▸ Stated task: Using the listing below, extract each line that has the word "queimada" in it.

##############################

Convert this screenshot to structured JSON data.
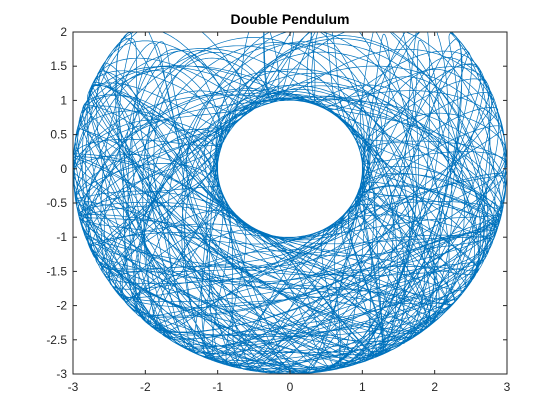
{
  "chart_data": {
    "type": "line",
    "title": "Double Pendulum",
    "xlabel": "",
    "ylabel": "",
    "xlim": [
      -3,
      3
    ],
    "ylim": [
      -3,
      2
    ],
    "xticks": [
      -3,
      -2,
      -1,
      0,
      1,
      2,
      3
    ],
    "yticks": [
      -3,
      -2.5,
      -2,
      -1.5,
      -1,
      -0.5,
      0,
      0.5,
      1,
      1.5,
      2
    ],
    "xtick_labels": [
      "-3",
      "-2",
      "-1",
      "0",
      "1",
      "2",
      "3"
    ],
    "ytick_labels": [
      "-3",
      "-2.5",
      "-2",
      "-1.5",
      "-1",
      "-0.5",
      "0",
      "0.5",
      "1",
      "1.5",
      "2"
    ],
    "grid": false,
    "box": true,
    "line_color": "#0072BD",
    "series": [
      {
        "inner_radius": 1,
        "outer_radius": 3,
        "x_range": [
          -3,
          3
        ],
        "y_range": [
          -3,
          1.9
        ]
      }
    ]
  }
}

##############################

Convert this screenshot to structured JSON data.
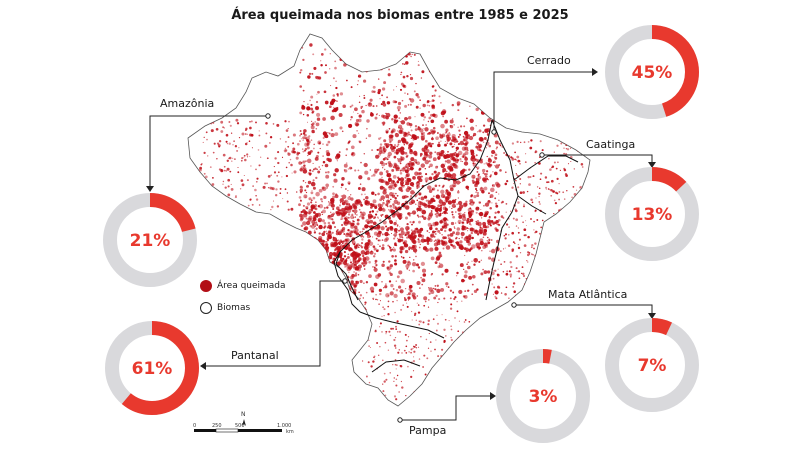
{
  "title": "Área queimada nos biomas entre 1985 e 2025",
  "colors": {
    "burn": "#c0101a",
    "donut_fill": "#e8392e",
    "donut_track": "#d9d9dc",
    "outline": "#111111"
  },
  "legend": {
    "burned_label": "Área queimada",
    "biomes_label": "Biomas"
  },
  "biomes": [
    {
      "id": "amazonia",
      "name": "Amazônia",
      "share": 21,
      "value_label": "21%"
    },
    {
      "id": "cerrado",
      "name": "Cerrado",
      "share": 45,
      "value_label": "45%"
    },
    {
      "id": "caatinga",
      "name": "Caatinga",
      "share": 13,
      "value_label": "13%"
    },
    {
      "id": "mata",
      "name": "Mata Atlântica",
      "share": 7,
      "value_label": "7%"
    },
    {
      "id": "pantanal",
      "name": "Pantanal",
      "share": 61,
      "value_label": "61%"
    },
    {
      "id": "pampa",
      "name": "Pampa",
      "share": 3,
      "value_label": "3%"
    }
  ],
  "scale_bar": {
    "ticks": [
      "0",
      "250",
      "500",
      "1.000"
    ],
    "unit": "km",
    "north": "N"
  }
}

##############################

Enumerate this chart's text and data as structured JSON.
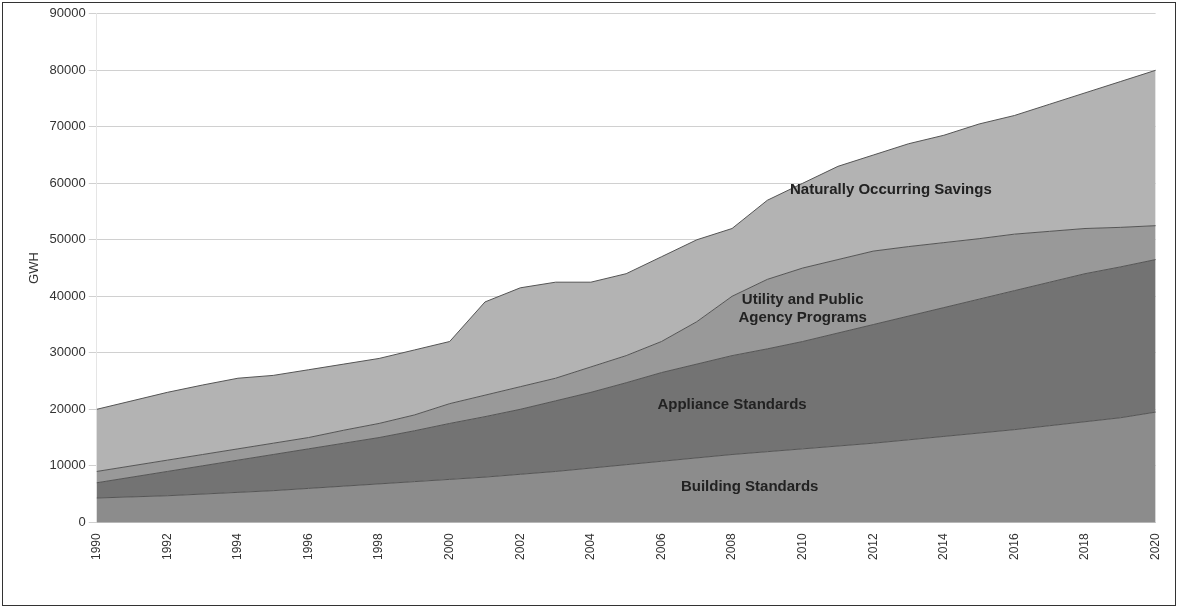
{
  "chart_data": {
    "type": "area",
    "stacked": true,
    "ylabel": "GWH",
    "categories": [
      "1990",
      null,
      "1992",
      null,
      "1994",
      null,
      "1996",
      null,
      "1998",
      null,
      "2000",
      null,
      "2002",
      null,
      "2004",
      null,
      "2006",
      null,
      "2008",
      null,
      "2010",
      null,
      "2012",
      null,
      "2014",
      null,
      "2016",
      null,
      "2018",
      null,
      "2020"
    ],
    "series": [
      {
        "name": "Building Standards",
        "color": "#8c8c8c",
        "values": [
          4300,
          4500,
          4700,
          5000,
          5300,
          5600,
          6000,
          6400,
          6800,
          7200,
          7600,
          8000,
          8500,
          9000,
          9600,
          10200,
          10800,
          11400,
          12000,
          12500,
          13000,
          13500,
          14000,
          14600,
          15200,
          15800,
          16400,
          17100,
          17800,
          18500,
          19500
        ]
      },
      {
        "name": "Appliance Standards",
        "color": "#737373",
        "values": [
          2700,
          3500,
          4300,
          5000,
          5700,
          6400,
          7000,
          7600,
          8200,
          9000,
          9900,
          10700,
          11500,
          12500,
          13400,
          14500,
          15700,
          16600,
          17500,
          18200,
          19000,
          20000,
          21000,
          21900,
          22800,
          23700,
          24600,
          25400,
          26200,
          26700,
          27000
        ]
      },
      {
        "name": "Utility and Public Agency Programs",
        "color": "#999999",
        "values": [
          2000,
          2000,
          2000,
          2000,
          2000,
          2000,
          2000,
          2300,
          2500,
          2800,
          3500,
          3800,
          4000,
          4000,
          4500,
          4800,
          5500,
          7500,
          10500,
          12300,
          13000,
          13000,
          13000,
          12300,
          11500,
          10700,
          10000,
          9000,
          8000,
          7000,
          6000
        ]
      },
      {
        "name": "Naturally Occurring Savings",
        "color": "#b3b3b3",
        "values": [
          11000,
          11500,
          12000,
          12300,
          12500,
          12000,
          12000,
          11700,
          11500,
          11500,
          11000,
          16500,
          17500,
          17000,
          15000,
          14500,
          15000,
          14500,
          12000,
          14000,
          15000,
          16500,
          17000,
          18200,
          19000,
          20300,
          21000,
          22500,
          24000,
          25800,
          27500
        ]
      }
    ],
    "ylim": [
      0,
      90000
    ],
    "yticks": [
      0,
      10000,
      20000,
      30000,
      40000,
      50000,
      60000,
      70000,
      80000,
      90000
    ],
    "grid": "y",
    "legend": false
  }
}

##############################

▸ The answer:
  "title": "Área queimada nos biomas entre 1985 e 2025",
    "burned_label": "Área queimada",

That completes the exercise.